Records from a data collection:
• • • • • • •

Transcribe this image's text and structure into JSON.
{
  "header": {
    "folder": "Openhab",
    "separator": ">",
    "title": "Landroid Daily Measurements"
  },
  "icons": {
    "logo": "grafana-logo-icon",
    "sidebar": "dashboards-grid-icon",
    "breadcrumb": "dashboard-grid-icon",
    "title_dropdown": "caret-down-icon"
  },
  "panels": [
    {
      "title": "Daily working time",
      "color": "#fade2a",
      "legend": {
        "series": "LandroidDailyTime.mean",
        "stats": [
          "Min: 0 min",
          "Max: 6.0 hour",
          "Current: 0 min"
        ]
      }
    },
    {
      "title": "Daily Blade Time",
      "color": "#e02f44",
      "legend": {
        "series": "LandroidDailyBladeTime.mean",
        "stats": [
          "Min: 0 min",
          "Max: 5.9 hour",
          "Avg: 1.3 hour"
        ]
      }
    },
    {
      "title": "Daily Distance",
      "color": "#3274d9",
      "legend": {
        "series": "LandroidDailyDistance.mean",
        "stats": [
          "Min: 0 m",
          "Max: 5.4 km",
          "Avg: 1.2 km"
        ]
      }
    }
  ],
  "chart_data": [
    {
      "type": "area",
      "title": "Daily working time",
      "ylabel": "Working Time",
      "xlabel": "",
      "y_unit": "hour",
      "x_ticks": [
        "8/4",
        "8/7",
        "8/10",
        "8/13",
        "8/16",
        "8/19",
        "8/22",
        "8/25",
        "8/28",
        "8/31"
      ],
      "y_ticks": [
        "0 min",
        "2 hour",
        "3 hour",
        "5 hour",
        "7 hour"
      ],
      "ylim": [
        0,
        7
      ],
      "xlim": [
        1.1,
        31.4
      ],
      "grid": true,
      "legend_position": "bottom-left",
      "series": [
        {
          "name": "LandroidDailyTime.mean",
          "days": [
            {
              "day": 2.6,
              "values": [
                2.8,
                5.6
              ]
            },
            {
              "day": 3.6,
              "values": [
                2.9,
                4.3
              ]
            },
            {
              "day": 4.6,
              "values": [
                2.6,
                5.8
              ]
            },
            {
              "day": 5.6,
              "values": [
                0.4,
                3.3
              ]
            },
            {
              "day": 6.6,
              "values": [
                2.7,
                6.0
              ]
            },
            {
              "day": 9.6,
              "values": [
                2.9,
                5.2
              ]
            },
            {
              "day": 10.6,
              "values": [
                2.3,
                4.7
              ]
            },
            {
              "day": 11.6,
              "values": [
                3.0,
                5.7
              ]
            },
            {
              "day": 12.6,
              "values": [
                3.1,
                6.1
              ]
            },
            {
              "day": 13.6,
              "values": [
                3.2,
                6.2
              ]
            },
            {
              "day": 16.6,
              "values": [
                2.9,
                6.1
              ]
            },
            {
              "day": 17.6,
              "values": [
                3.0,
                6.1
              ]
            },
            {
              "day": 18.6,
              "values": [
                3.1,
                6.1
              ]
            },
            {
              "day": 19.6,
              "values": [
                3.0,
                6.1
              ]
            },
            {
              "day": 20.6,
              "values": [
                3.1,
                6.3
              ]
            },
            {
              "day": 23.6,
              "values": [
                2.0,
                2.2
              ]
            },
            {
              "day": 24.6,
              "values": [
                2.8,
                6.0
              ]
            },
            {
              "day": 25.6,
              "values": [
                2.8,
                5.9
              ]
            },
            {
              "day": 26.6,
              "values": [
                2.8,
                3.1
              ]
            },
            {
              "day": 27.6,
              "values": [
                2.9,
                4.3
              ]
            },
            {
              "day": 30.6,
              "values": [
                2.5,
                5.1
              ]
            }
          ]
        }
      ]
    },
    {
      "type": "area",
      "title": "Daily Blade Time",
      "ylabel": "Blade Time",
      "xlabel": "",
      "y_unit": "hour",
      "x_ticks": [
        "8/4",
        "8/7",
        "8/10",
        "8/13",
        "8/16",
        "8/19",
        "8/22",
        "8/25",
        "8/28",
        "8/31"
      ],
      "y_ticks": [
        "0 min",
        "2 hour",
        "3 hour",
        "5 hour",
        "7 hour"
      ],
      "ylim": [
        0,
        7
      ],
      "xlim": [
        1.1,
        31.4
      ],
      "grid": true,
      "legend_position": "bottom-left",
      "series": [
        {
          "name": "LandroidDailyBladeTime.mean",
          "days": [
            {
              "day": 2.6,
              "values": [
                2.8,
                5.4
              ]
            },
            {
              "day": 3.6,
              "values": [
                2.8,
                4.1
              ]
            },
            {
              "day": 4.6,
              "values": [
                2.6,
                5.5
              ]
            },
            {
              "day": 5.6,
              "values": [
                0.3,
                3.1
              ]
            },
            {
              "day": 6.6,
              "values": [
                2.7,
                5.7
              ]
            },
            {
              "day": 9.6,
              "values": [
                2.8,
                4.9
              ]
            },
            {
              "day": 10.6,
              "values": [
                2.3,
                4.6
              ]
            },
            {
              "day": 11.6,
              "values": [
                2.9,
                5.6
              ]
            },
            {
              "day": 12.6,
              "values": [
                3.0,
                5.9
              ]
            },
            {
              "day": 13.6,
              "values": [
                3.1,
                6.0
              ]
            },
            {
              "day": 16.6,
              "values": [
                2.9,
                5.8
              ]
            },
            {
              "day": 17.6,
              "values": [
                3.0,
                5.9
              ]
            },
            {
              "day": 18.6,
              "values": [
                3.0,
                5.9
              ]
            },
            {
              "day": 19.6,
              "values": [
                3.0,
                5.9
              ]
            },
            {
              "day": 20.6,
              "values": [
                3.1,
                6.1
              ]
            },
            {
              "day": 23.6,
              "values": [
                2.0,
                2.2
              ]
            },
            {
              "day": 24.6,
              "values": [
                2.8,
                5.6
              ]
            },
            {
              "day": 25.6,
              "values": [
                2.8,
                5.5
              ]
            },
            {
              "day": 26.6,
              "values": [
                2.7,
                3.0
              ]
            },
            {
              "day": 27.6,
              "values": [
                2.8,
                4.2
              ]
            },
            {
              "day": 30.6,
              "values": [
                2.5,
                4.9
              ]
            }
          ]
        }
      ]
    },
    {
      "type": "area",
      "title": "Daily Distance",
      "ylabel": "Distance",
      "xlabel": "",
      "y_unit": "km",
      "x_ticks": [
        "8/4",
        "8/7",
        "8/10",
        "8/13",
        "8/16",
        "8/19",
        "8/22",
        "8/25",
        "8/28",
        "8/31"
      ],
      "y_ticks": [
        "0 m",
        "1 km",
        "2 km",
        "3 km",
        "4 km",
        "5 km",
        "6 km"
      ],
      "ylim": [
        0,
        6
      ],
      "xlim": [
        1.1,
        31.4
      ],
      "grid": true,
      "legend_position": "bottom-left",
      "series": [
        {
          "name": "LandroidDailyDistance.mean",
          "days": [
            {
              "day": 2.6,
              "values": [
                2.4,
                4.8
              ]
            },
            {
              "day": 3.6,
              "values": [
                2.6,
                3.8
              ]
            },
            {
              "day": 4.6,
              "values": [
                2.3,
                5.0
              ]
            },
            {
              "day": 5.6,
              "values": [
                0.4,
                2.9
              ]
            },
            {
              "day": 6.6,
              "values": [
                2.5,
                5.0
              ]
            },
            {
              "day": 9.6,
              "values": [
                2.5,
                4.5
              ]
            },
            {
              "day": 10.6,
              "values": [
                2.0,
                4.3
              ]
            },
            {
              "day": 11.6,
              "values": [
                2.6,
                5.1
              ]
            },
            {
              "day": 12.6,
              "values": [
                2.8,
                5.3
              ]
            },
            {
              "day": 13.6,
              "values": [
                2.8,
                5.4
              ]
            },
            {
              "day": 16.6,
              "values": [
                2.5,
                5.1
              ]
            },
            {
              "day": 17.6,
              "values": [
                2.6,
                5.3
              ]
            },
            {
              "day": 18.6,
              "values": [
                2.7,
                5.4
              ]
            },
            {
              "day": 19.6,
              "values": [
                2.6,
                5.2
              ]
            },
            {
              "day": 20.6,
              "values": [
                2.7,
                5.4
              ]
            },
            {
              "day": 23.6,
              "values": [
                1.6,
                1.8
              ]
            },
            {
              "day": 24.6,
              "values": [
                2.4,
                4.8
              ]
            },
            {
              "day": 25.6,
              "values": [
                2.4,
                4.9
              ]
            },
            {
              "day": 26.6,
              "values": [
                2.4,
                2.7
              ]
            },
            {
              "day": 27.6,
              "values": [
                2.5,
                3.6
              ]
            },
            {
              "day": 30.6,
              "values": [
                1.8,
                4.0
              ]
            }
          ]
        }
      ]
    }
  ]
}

• • • • • • •

# PROBLEM
Check each line in the records for the word "mean" and say how many have it, with nothing else.

# REPLY
6